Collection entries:
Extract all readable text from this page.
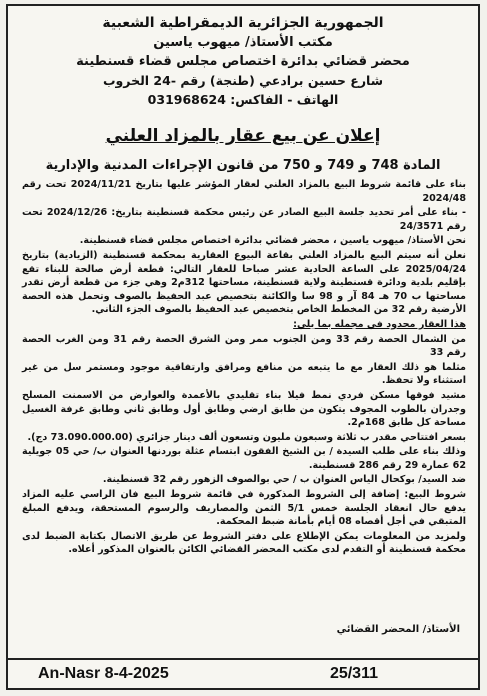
الجمهورية الجزائرية الديمقراطية الشعبية
مكتب الأستاذ/ ميهوب ياسين
محضر قضائي بدائرة اختصاص مجلس قضاء قسنطينة
شارع حسين برادعي (طنجة) رقم -24 الخروب
الهاتف - الفاكس: 031968624
إعلان عن بيع عقار بالمزاد العلني
المادة 748 و 749 و 750 من قانون الإجراءات المدنية والإدارية

بناء على قائمة شروط البيع بالمزاد العلني لعقار المؤشر عليها بتاريخ 2024/11/21 تحت رقم 2024/48

- بناء على أمر تحديد جلسة البيع الصادر عن رئيس محكمة قسنطينة بتاريخ: 2024/12/26 تحت رقم 24/3571

نحن الأستاذ/ ميهوب ياسين ، محضر قضائي بدائرة اختصاص مجلس قضاء قسنطينة.

نعلن أنه سيتم البيع بالمزاد العلني بقاعة البيوع العقارية بمحكمة قسنطينة (الزيادية) بتاريخ 2025/04/24 على الساعة الحادية عشر صباحا للعقار التالي: قطعة أرض صالحة للبناء تقع بإقليم بلدية ودائرة قسنطينة ولاية قسنطينة، مساحتها 312م2 وهي جزء من قطعة أرض تقدر مساحتها ب 70 هـ 84 آر و 98 سا والكائنة بتخصيص عبد الحفيظ بالصوف وتحمل هذه الحصة الأرضية رقم 32 من المخطط الخاص بتخصيص عبد الحفيظ بالصوف الجزء الثاني.

هذا العقار محدود في مجمله بما يلي:

من الشمال الحصة رقم 33 ومن الجنوب ممر ومن الشرق الحصة رقم 31 ومن الغرب الحصة رقم 33

مثلما هو ذلك العقار مع ما يتبعه من منافع ومرافق وارتفاقية موجود ومستمر سل من غير استثناء ولا تحفظ.

مشيد فوقها مسكن فردي نمط فيلا بناء تقليدي بالأعمدة والعوارض من الاسمنت المسلح وجدران بالطوب المجوف يتكون من طابق ارضي وطابق أول وطابق ثاني وطابق غرفة الغسيل مساحة كل طابق 168م2.

بسعر افتتاحي مقدر ب ثلاثة وسبعون مليون وتسعون ألف دينار جزائري (73.090.000.00 دج).

وذلك بناء على طلب السيدة / بن الشيخ الفقون ابتسام عثلة بوردنها العنوان ب/ حي 05 جويلية 62 عمارة 29 رقم 286 قسنطينة.

ضد السيد/ بوكحال الياس العنوان ب / حي بوالصوف الزهور رقم 32 قسنطينة.

شروط البيع: إضافة إلى الشروط المذكورة في قائمة شروط البيع فان الراسي عليه المزاد يدفع حال انعقاد الجلسة خمس 5/1 الثمن والمصاريف والرسوم المستحقة، ويدفع المبلغ المتبقي في أجل أقصاه 08 أيام بأمانة ضبط المحكمة.

ولمزيد من المعلومات يمكن الإطلاع على دفتر الشروط عن طريق الاتصال بكتابة الضبط لدى محكمة قسنطينة أو التقدم لدى مكتب المحضر القضائي الكائن بالعنوان المذكور أعلاه.

الأستاذ/ المحضر القضائي
An-Nasr 8-4-2025	25/311
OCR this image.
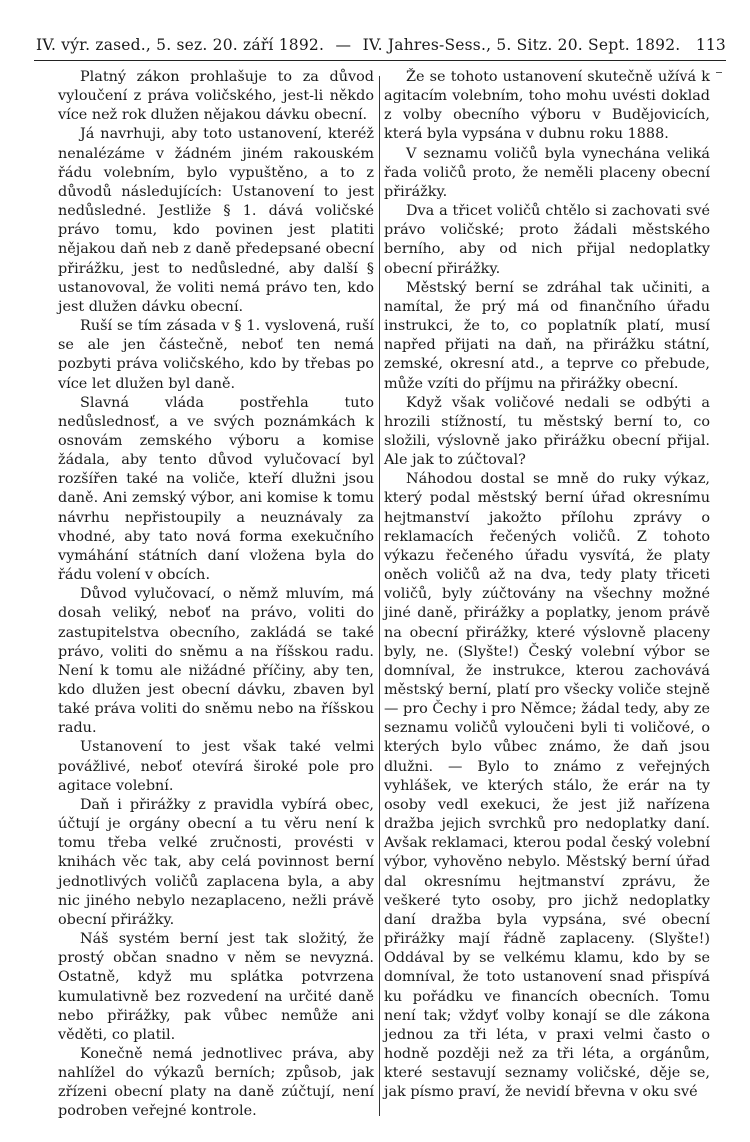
IV. výr. zased., 5. sez. 20. září 1892. — IV. Jahres-Sess., 5. Sitz. 20. Sept. 1892. 113

Platný zákon prohlašuje to za důvod vyloučení z práva voličského, jest-li někdo více než rok dlužen nějakou dávku obecní.

Já navrhuji, aby toto ustanovení, kteréž nenalézáme v žádném jiném rakouském řádu volebním, bylo vypuštěno, a to z důvodů následujících: Ustanovení to jest nedůsledné. Jestliže § 1. dává voličské právo tomu, kdo povinen jest platiti nějakou daň neb z daně předepsané obecní přirážku, jest to nedůsledné, aby další § ustanovoval, že voliti nemá právo ten, kdo jest dlužen dávku obecní.

Ruší se tím zásada v § 1. vyslovená, ruší se ale jen částečně, neboť ten nemá pozbyti práva voličského, kdo by třebas po více let dlužen byl daně.

Slavná vláda postřehla tuto nedůslednosť, a ve svých poznámkách k osnovám zemského výboru a komise žádala, aby tento důvod vylučovací byl rozšířen také na voliče, kteří dlužni jsou daně. Ani zemský výbor, ani komise k tomu návrhu nepřistoupily a neuznávaly za vhodné, aby tato nová forma exekučního vymáhání státních daní vložena byla do řádu volení v obcích.

Důvod vylučovací, o němž mluvím, má dosah veliký, neboť na právo, voliti do zastupitelstva obecního, zakládá se také právo, voliti do sněmu a na říšskou radu. Není k tomu ale nižádné příčiny, aby ten, kdo dlužen jest obecní dávku, zbaven byl také práva voliti do sněmu nebo na říšskou radu.

Ustanovení to jest však také velmi povážlivé, neboť otevírá široké pole pro agitace volební.

Daň i přirážky z pravidla vybírá obec, účtují je orgány obecní a tu věru není k tomu třeba velké zručnosti, provésti v knihách věc tak, aby celá povinnost berní jednotlivých voličů zaplacena byla, a aby nic jiného nebylo nezaplaceno, nežli právě obecní přirážky.

Náš systém berní jest tak složitý, že prostý občan snadno v něm se nevyzná. Ostatně, když mu splátka potvrzena kumulativně bez rozvedení na určité daně nebo přirážky, pak vůbec nemůže ani věděti, co platil.

Konečně nemá jednotlivec práva, aby nahlížel do výkazů berních; způsob, jak zřízeni obecní platy na daně zúčtují, není podroben veřejné kontrole.

Že se tohoto ustanovení skutečně užívá k agitacím volebním, toho mohu uvésti doklad z volby obecního výboru v Budějovicích, která byla vypsána v dubnu roku 1888.

V seznamu voličů byla vynechána veliká řada voličů proto, že neměli placeny obecní přirážky.

Dva a třicet voličů chtělo si zachovati své právo voličské; proto žádali městského berního, aby od nich přijal nedoplatky obecní přirážky.

Městský berní se zdráhal tak učiniti, a namítal, že prý má od finančního úřadu instrukci, že to, co poplatník platí, musí napřed přijati na daň, na přirážku státní, zemské, okresní atd., a teprve co přebude, může vzíti do příjmu na přirážky obecní.

Když však voličové nedali se odbýti a hrozili stížností, tu městský berní to, co složili, výslovně jako přirážku obecní přijal. Ale jak to zúčtoval?

Náhodou dostal se mně do ruky výkaz, který podal městský berní úřad okresnímu hejtmanství jakožto přílohu zprávy o reklamacích řečených voličů. Z tohoto výkazu řečeného úřadu vysvítá, že platy oněch voličů až na dva, tedy platy třiceti voličů, byly zúčtovány na všechny možné jiné daně, přirážky a poplatky, jenom právě na obecní přirážky, které výslovně placeny byly, ne. (Slyšte!) Český volební výbor se domníval, že instrukce, kterou zachovává městský berní, platí pro všecky voliče stejně — pro Čechy i pro Němce; žádal tedy, aby ze seznamu voličů vyloučeni byli ti voličové, o kterých bylo vůbec známo, že daň jsou dlužni. — Bylo to známo z veřejných vyhlášek, ve kterých stálo, že erár na ty osoby vedl exekuci, že jest již nařízena dražba jejich svrchků pro nedoplatky daní. Avšak reklamaci, kterou podal český volební výbor, vyhověno nebylo. Městský berní úřad dal okresnímu hejtmanství zprávu, že veškeré tyto osoby, pro jichž nedoplatky daní dražba byla vypsána, své obecní přirážky mají řádně zaplaceny. (Slyšte!) Oddával by se velkému klamu, kdo by se domníval, že toto ustanovení snad přispívá ku pořádku ve financích obecních. Tomu není tak; vždyť volby konají se dle zákona jednou za tři léta, v praxi velmi často o hodně později než za tři léta, a orgánům, které sestavují seznamy voličské, děje se, jak písmo praví, že nevidí břevna v oku své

**Problem statement**
The records above are to be quoted exactly, with all pictures left out.

**Solution for this exercise**
Extract all readable text from this page.
الجمهورية الجزائرية الديمقراطية الشعبية
مكتب الأستاذ/ ميهوب ياسين
محضر قضائي بدائرة اختصاص مجلس قضاء قسنطينة
شارع حسين برادعي (طنجة) رقم -24 الخروب
الهاتف - الفاكس: 031968624
إعلان عن بيع عقار بالمزاد العلني
المادة 748 و 749 و 750 من قانون الإجراءات المدنية والإدارية

بناء على قائمة شروط البيع بالمزاد العلني لعقار المؤشر عليها بتاريخ 2024/11/21 تحت رقم 2024/48

- بناء على أمر تحديد جلسة البيع الصادر عن رئيس محكمة قسنطينة بتاريخ: 2024/12/26 تحت رقم 24/3571

نحن الأستاذ/ ميهوب ياسين ، محضر قضائي بدائرة اختصاص مجلس قضاء قسنطينة.

نعلن أنه سيتم البيع بالمزاد العلني بقاعة البيوع العقارية بمحكمة قسنطينة (الزيادية) بتاريخ 2025/04/24 على الساعة الحادية عشر صباحا للعقار التالي: قطعة أرض صالحة للبناء تقع بإقليم بلدية ودائرة قسنطينة ولاية قسنطينة، مساحتها 312م2 وهي جزء من قطعة أرض تقدر مساحتها ب 70 هـ 84 آر و 98 سا والكائنة بتخصيص عبد الحفيظ بالصوف وتحمل هذه الحصة الأرضية رقم 32 من المخطط الخاص بتخصيص عبد الحفيظ بالصوف الجزء الثاني.

هذا العقار محدود في مجمله بما يلي:

من الشمال الحصة رقم 33 ومن الجنوب ممر ومن الشرق الحصة رقم 31 ومن الغرب الحصة رقم 33

مثلما هو ذلك العقار مع ما يتبعه من منافع ومرافق وارتفاقية موجود ومستمر سل من غير استثناء ولا تحفظ.

مشيد فوقها مسكن فردي نمط فيلا بناء تقليدي بالأعمدة والعوارض من الاسمنت المسلح وجدران بالطوب المجوف يتكون من طابق ارضي وطابق أول وطابق ثاني وطابق غرفة الغسيل مساحة كل طابق 168م2.

بسعر افتتاحي مقدر ب ثلاثة وسبعون مليون وتسعون ألف دينار جزائري (73.090.000.00 دج).

وذلك بناء على طلب السيدة / بن الشيخ الفقون ابتسام عثلة بوردنها العنوان ب/ حي 05 جويلية 62 عمارة 29 رقم 286 قسنطينة.

ضد السيد/ بوكحال الياس العنوان ب / حي بوالصوف الزهور رقم 32 قسنطينة.

شروط البيع: إضافة إلى الشروط المذكورة في قائمة شروط البيع فان الراسي عليه المزاد يدفع حال انعقاد الجلسة خمس 5/1 الثمن والمصاريف والرسوم المستحقة، ويدفع المبلغ المتبقي في أجل أقصاه 08 أيام بأمانة ضبط المحكمة.

ولمزيد من المعلومات يمكن الإطلاع على دفتر الشروط عن طريق الاتصال بكتابة الضبط لدى محكمة قسنطينة أو التقدم لدى مكتب المحضر القضائي الكائن بالعنوان المذكور أعلاه.

الأستاذ/ المحضر القضائي
An-Nasr 8-4-2025	25/311
OCR this image.
IV. výr. zased., 5. sez. 20. září 1892. — IV. Jahres-Sess., 5. Sitz. 20. Sept. 1892. 113

Platný zákon prohlašuje to za důvod vyloučení z práva voličského, jest-li někdo více než rok dlužen nějakou dávku obecní.

Já navrhuji, aby toto ustanovení, kteréž nenalézáme v žádném jiném rakouském řádu volebním, bylo vypuštěno, a to z důvodů následujících: Ustanovení to jest nedůsledné. Jestliže § 1. dává voličské právo tomu, kdo povinen jest platiti nějakou daň neb z daně předepsané obecní přirážku, jest to nedůsledné, aby další § ustanovoval, že voliti nemá právo ten, kdo jest dlužen dávku obecní.

Ruší se tím zásada v § 1. vyslovená, ruší se ale jen částečně, neboť ten nemá pozbyti práva voličského, kdo by třebas po více let dlužen byl daně.

Slavná vláda postřehla tuto nedůslednosť, a ve svých poznámkách k osnovám zemského výboru a komise žádala, aby tento důvod vylučovací byl rozšířen také na voliče, kteří dlužni jsou daně. Ani zemský výbor, ani komise k tomu návrhu nepřistoupily a neuznávaly za vhodné, aby tato nová forma exekučního vymáhání státních daní vložena byla do řádu volení v obcích.

Důvod vylučovací, o němž mluvím, má dosah veliký, neboť na právo, voliti do zastupitelstva obecního, zakládá se také právo, voliti do sněmu a na říšskou radu. Není k tomu ale nižádné příčiny, aby ten, kdo dlužen jest obecní dávku, zbaven byl také práva voliti do sněmu nebo na říšskou radu.

Ustanovení to jest však také velmi povážlivé, neboť otevírá široké pole pro agitace volební.

Daň i přirážky z pravidla vybírá obec, účtují je orgány obecní a tu věru není k tomu třeba velké zručnosti, provésti v knihách věc tak, aby celá povinnost berní jednotlivých voličů zaplacena byla, a aby nic jiného nebylo nezaplaceno, nežli právě obecní přirážky.

Náš systém berní jest tak složitý, že prostý občan snadno v něm se nevyzná. Ostatně, když mu splátka potvrzena kumulativně bez rozvedení na určité daně nebo přirážky, pak vůbec nemůže ani věděti, co platil.

Konečně nemá jednotlivec práva, aby nahlížel do výkazů berních; způsob, jak zřízeni obecní platy na daně zúčtují, není podroben veřejné kontrole.

Že se tohoto ustanovení skutečně užívá k agitacím volebním, toho mohu uvésti doklad z volby obecního výboru v Budějovicích, která byla vypsána v dubnu roku 1888.

V seznamu voličů byla vynechána veliká řada voličů proto, že neměli placeny obecní přirážky.

Dva a třicet voličů chtělo si zachovati své právo voličské; proto žádali městského berního, aby od nich přijal nedoplatky obecní přirážky.

Městský berní se zdráhal tak učiniti, a namítal, že prý má od finančního úřadu instrukci, že to, co poplatník platí, musí napřed přijati na daň, na přirážku státní, zemské, okresní atd., a teprve co přebude, může vzíti do příjmu na přirážky obecní.

Když však voličové nedali se odbýti a hrozili stížností, tu městský berní to, co složili, výslovně jako přirážku obecní přijal. Ale jak to zúčtoval?

Náhodou dostal se mně do ruky výkaz, který podal městský berní úřad okresnímu hejtmanství jakožto přílohu zprávy o reklamacích řečených voličů. Z tohoto výkazu řečeného úřadu vysvítá, že platy oněch voličů až na dva, tedy platy třiceti voličů, byly zúčtovány na všechny možné jiné daně, přirážky a poplatky, jenom právě na obecní přirážky, které výslovně placeny byly, ne. (Slyšte!) Český volební výbor se domníval, že instrukce, kterou zachovává městský berní, platí pro všecky voliče stejně — pro Čechy i pro Němce; žádal tedy, aby ze seznamu voličů vyloučeni byli ti voličové, o kterých bylo vůbec známo, že daň jsou dlužni. — Bylo to známo z veřejných vyhlášek, ve kterých stálo, že erár na ty osoby vedl exekuci, že jest již nařízena dražba jejich svrchků pro nedoplatky daní. Avšak reklamaci, kterou podal český volební výbor, vyhověno nebylo. Městský berní úřad dal okresnímu hejtmanství zprávu, že veškeré tyto osoby, pro jichž nedoplatky daní dražba byla vypsána, své obecní přirážky mají řádně zaplaceny. (Slyšte!) Oddával by se velkému klamu, kdo by se domníval, že toto ustanovení snad přispívá ku pořádku ve financích obecních. Tomu není tak; vždyť volby konají se dle zákona jednou za tři léta, v praxi velmi často o hodně později než za tři léta, a orgánům, které sestavují seznamy voličské, děje se, jak písmo praví, že nevidí břevna v oku své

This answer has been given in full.